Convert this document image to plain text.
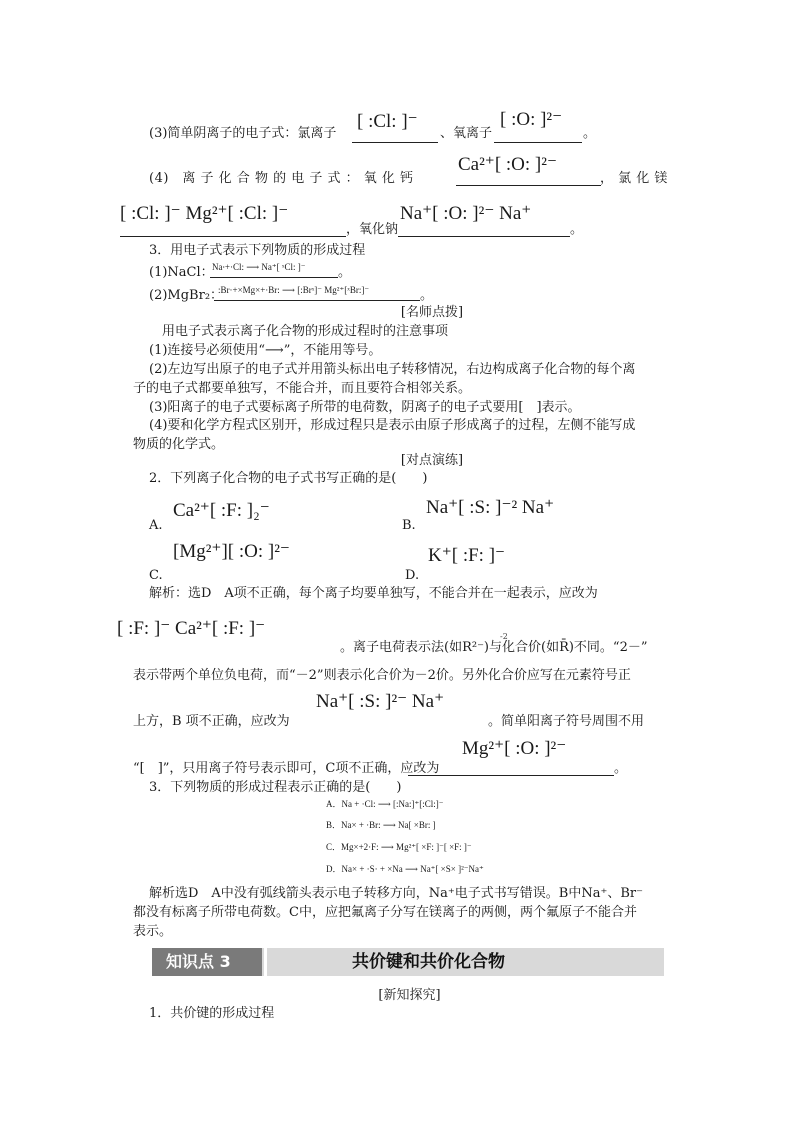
(3)简单阴离子的电子式：氯离子
[ :Cl: ]⁻
、氧离子
[ :O: ]²⁻
。
(4)　离 子 化 合 物 的 电 子 式 ： 氧 化 钙
Ca²⁺[ :O: ]²⁻
， 氯 化 镁
[ :Cl: ]⁻ Mg²⁺[ :Cl: ]⁻
，氧化钠
Na⁺[ :O: ]²⁻ Na⁺
。
3．用电子式表示下列物质的形成过程
(1)NaCl：
Na⸱+·Cl: ⟶ Na⁺[ ˣCl: ]⁻	。
(2)MgBr₂：
:Br·+×Mg×+·Br: ⟶ [:Brˣ]⁻ Mg²⁺[ˣBr:]⁻	。
[名师点拨]
用电子式表示离子化合物的形成过程时的注意事项
(1)连接号必须使用“⟶”，不能用等号。
(2)左边写出原子的电子式并用箭头标出电子转移情况，右边构成离子化合物的每个离
子的电子式都要单独写，不能合并，而且要符合相邻关系。
(3)阳离子的电子式要标离子所带的电荷数，阴离子的电子式要用[　]表示。
(4)要和化学方程式区别开，形成过程只是表示由原子形成离子的过程，左侧不能写成
物质的化学式。
[对点演练]
2．下列离子化合物的电子式书写正确的是(　　)
A.
Ca²⁺[ :F: ]₂⁻
B.
Na⁺[ :S: ]⁻² Na⁺
[Mg²⁺][ :O: ]²⁻
C.
K⁺[ :F: ]⁻
D.
解析：选D　A项不正确，每个离子均要单独写，不能合并在一起表示，应改为
[ :F: ]⁻ Ca²⁺[ :F: ]⁻
。离子电荷表示法(如R²⁻)与化合价(如R̄)不同。“2－”
-2
表示带两个单位负电荷，而“－2”则表示化合价为－2价。另外化合价应写在元素符号正
Na⁺[ :S: ]²⁻ Na⁺
上方，B 项不正确，应改为	。简单阳离子符号周围不用
Mg²⁺[ :O: ]²⁻
“[　]”，只用离子符号表示即可，C项不正确，应改为	。
3．下列物质的形成过程表示正确的是(　　)
A．Na + ·Cl: ⟶ [:Na:]⁺[:Cl:]⁻
B．Na× + ·Br: ⟶ Na[ ×Br: ]
C．Mg×+2·F: ⟶ Mg²⁺[ ×F: ]⁻[ ×F: ]⁻
D．Na× + ·S· + ×Na ⟶ Na⁺[ ×S× ]²⁻Na⁺
解析选D　A中没有弧线箭头表示电子转移方向，Na⁺电子式书写错误。B中Na⁺、Br⁻
都没有标离子所带电荷数。C中，应把氟离子分写在镁离子的两侧，两个氟原子不能合并
表示。
知识点 3	共价键和共价化合物
[新知探究]
1．共价键的形成过程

-=-=-

Challenge:
Restate the entire listing word for word, excluding pictures.

Written reply:
Convert this document image to plain text.
(3)简单阴离子的电子式：氯离子
[ :Cl: ]⁻
、氧离子
[ :O: ]²⁻
。
(4)　离 子 化 合 物 的 电 子 式 ： 氧 化 钙
Ca²⁺[ :O: ]²⁻
， 氯 化 镁
[ :Cl: ]⁻ Mg²⁺[ :Cl: ]⁻
，氧化钠
Na⁺[ :O: ]²⁻ Na⁺
。
3．用电子式表示下列物质的形成过程
(1)NaCl：
Na⸱+·Cl: ⟶ Na⁺[ ˣCl: ]⁻	。
(2)MgBr₂：
:Br·+×Mg×+·Br: ⟶ [:Brˣ]⁻ Mg²⁺[ˣBr:]⁻	。
[名师点拨]
用电子式表示离子化合物的形成过程时的注意事项
(1)连接号必须使用“⟶”，不能用等号。
(2)左边写出原子的电子式并用箭头标出电子转移情况，右边构成离子化合物的每个离
子的电子式都要单独写，不能合并，而且要符合相邻关系。
(3)阳离子的电子式要标离子所带的电荷数，阴离子的电子式要用[　]表示。
(4)要和化学方程式区别开，形成过程只是表示由原子形成离子的过程，左侧不能写成
物质的化学式。
[对点演练]
2．下列离子化合物的电子式书写正确的是(　　)
A.
Ca²⁺[ :F: ]₂⁻
B.
Na⁺[ :S: ]⁻² Na⁺
[Mg²⁺][ :O: ]²⁻
C.
K⁺[ :F: ]⁻
D.
解析：选D　A项不正确，每个离子均要单独写，不能合并在一起表示，应改为
[ :F: ]⁻ Ca²⁺[ :F: ]⁻
。离子电荷表示法(如R²⁻)与化合价(如R̄)不同。“2－”
-2
表示带两个单位负电荷，而“－2”则表示化合价为－2价。另外化合价应写在元素符号正
Na⁺[ :S: ]²⁻ Na⁺
上方，B 项不正确，应改为	。简单阳离子符号周围不用
Mg²⁺[ :O: ]²⁻
“[　]”，只用离子符号表示即可，C项不正确，应改为	。
3．下列物质的形成过程表示正确的是(　　)
A．Na + ·Cl: ⟶ [:Na:]⁺[:Cl:]⁻
B．Na× + ·Br: ⟶ Na[ ×Br: ]
C．Mg×+2·F: ⟶ Mg²⁺[ ×F: ]⁻[ ×F: ]⁻
D．Na× + ·S· + ×Na ⟶ Na⁺[ ×S× ]²⁻Na⁺
解析选D　A中没有弧线箭头表示电子转移方向，Na⁺电子式书写错误。B中Na⁺、Br⁻
都没有标离子所带电荷数。C中，应把氟离子分写在镁离子的两侧，两个氟原子不能合并
表示。
知识点 3	共价键和共价化合物
[新知探究]
1．共价键的形成过程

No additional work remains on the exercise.